### TUGAS YANG DIMINTA:
• 1. Tentukan apakah setiap pernyataan berikut sesuai dengan dokumen sumber. Jawab ya atau tidak, lalu kutip kata-kata dokumen sumber yang menjadi penentunya. (a) Teori perkembangan keluarga menurut Evelyn Duvall terdiri atas delapan tahapan. (b) Edukasi pranikah hanya diselenggarakan oleh Kantor Urusan Agama. (c) Tahap 1 dalam teori tersebut adalah pasangan menikah yang sudah memiliki anak.
• 2. Menurut dokumen sumber, apa yang menandai sejauh mana pasutri berhasil melalui tahap awal pernikahan?
╭─ DOKUMEN SUMBER
Menilik Tantangan dan Solusi dalam Tahap Perkembangan Keluarga
Penulis: Dewi Amalia Rahmawati
Penyunting : S. B. Suryo Buwono
Dewasa ini banyak kita jumpai munculnya edukasi pranikah di tengah masyarakat. Pihak penyelenggaranya beragam, mulai dari Kantor Urusan Agama, pemerintah daerah, hingga komunitas masyarakat. Kesadaran masyarakat akan pentingnya edukasi pranikah sejalan dengan banyaknya tantangan yang akan dihadapi dalam membangun sebuah keluarga. Beberapa tantangan muncul sebagai ciri khas yang menandakan terjadinya tahap tertentu dalam keluarga dan cenderung berbeda di setiap tahapnya. Evelyn Duvall (1971) mencetuskan teori perkembangan keluarga yang melihat bagaimana pasangan dan anggota keluarga menghadapi berbagai tugas perkembangan dalam pernikahan dan keluarga di setiap tahap siklus hidup. Menurutnya, ada delapan tahapan dalam teori perkembangan keluarga. Berikut penjelasan setiap tahapnya.
Tahap 1: Pasangan menikah (tanpa anak)
Pernikahan tidak hanya menyatukan dua individu, melainkan juga dua keluarga. Beberapa tahun pertama pernikahan termasuk tahap transisi yang berat bagi pasangan karena masing-masing individu harus meninggalkan keluarganya, kehilangan kebebasan, dan mulai menjalankan fungsinya sebagai pasangan bagi satu sama lain (Indriani, 2014). Agar pernikahan tetap harmonis, pasangan suami istri (pasutri) perlu membangun hubungan kedekatan dan memahami respon emosi satu sama lain, menyelesaikan permasalahan pembagian peran, serta menyesuaikan hubungan dengan keluarga besar dan teman-teman. Sejauh mana tahap awal pernikahan berhasil dilalui oleh pasutri ditandai dengan keberhasilan dalam penyesuaian diri satu sama lain (Ibrahim, 2002 dalam Indriani, 2014).
╰─
╭─ DATA TERCATAT
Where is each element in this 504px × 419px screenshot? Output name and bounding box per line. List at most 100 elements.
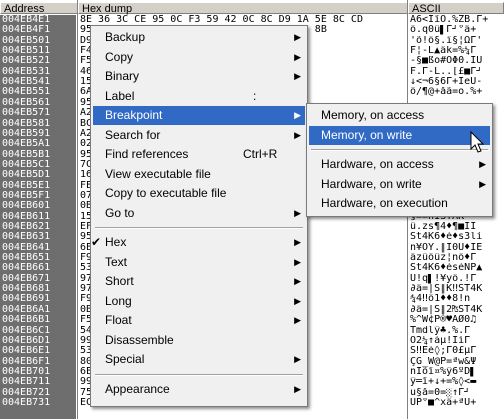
╰─
╭─ DATA TERCATAT
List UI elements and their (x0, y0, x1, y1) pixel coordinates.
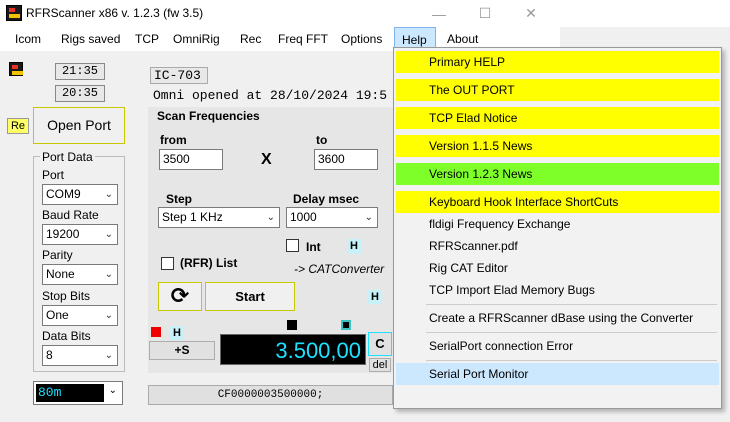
╰─
### JAWABAN BERURUTAN:
• 1.
(a) Ya: "Menurutnya, ada delapan tahapan dalam teori perkembangan keluarga."
(b) Tidak: "Pihak penyelenggaranya beragam, mulai dari Kantor Urusan Agama, pemerintah daerah, hingga komunitas masyarakat."
(c) Tidak: "Tahap 1: Pasangan menikah (tanpa anak)"

• 2. Keberhasilan dalam penyesuaian diri satu sama lain.